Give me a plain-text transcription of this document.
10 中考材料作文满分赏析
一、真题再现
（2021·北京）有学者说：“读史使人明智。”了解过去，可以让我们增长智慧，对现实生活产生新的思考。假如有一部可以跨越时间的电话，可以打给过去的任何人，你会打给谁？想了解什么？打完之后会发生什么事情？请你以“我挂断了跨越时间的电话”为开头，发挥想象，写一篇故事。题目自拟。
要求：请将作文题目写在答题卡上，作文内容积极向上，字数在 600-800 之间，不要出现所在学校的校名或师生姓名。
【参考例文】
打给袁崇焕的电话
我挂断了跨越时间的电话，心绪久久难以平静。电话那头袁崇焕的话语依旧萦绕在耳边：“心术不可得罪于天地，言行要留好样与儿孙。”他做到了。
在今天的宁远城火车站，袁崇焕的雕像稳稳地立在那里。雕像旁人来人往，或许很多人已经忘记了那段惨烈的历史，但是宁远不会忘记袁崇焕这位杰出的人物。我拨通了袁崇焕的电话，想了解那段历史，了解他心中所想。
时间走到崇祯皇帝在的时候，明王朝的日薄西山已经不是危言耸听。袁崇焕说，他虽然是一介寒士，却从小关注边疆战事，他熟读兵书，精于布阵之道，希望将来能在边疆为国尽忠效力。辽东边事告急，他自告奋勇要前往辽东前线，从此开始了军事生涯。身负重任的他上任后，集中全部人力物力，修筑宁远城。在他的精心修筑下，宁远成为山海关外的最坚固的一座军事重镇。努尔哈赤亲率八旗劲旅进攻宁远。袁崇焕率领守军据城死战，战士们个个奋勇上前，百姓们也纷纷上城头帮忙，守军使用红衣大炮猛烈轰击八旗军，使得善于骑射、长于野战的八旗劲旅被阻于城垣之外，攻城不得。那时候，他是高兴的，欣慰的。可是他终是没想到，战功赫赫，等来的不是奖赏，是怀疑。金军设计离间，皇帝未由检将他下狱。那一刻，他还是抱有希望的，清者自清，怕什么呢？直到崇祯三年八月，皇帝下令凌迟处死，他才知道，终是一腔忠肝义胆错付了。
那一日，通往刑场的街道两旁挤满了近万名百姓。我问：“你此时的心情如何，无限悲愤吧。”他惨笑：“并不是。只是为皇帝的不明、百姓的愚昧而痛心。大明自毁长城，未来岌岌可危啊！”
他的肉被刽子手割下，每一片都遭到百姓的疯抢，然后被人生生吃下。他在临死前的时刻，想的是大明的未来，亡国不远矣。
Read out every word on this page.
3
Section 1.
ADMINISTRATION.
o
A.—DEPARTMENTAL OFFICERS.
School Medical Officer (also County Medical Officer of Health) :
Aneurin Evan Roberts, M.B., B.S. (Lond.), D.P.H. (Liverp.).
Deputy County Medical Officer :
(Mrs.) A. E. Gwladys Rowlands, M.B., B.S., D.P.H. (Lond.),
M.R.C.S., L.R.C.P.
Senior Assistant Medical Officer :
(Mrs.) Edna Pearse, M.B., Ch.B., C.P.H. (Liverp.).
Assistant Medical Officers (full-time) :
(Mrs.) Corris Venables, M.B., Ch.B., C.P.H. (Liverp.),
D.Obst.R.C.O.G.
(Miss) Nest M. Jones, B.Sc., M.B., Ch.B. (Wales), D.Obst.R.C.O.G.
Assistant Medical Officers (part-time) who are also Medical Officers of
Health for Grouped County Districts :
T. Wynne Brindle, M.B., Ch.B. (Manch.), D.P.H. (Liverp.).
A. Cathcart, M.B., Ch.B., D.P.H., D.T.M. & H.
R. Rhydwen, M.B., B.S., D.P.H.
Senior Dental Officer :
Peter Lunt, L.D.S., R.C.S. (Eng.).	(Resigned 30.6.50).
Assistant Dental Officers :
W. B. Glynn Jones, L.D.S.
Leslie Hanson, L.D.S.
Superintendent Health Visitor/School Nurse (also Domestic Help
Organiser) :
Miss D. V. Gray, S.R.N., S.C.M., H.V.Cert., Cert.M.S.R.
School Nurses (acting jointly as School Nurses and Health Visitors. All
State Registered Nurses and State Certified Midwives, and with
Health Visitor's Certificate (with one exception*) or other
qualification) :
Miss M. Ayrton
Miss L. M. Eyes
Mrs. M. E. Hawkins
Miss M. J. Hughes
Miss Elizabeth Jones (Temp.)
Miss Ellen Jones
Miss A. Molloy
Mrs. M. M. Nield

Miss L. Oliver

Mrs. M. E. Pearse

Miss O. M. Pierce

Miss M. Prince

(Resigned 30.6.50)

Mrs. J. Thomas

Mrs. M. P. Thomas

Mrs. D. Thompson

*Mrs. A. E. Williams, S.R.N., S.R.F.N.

....................

◆ **Stated task**:
Gather each line from the listing above that holds "我挂断了跨越时间的电话".

◆ **Answer to the problem**:
（2021·北京）有学者说：“读史使人明智。”了解过去，可以让我们增长智慧，对现实生活产生新的思考。假如有一部可以跨越时间的电话，可以打给过去的任何人，你会打给谁？想了解什么？打完之后会发生什么事情？请你以“我挂断了跨越时间的电话”为开头，发挥想象，写一篇故事。题目自拟。
我挂断了跨越时间的电话，心绪久久难以平静。电话那头袁崇焕的话语依旧萦绕在耳边：“心术不可得罪于天地，言行要留好样与儿孙。”他做到了。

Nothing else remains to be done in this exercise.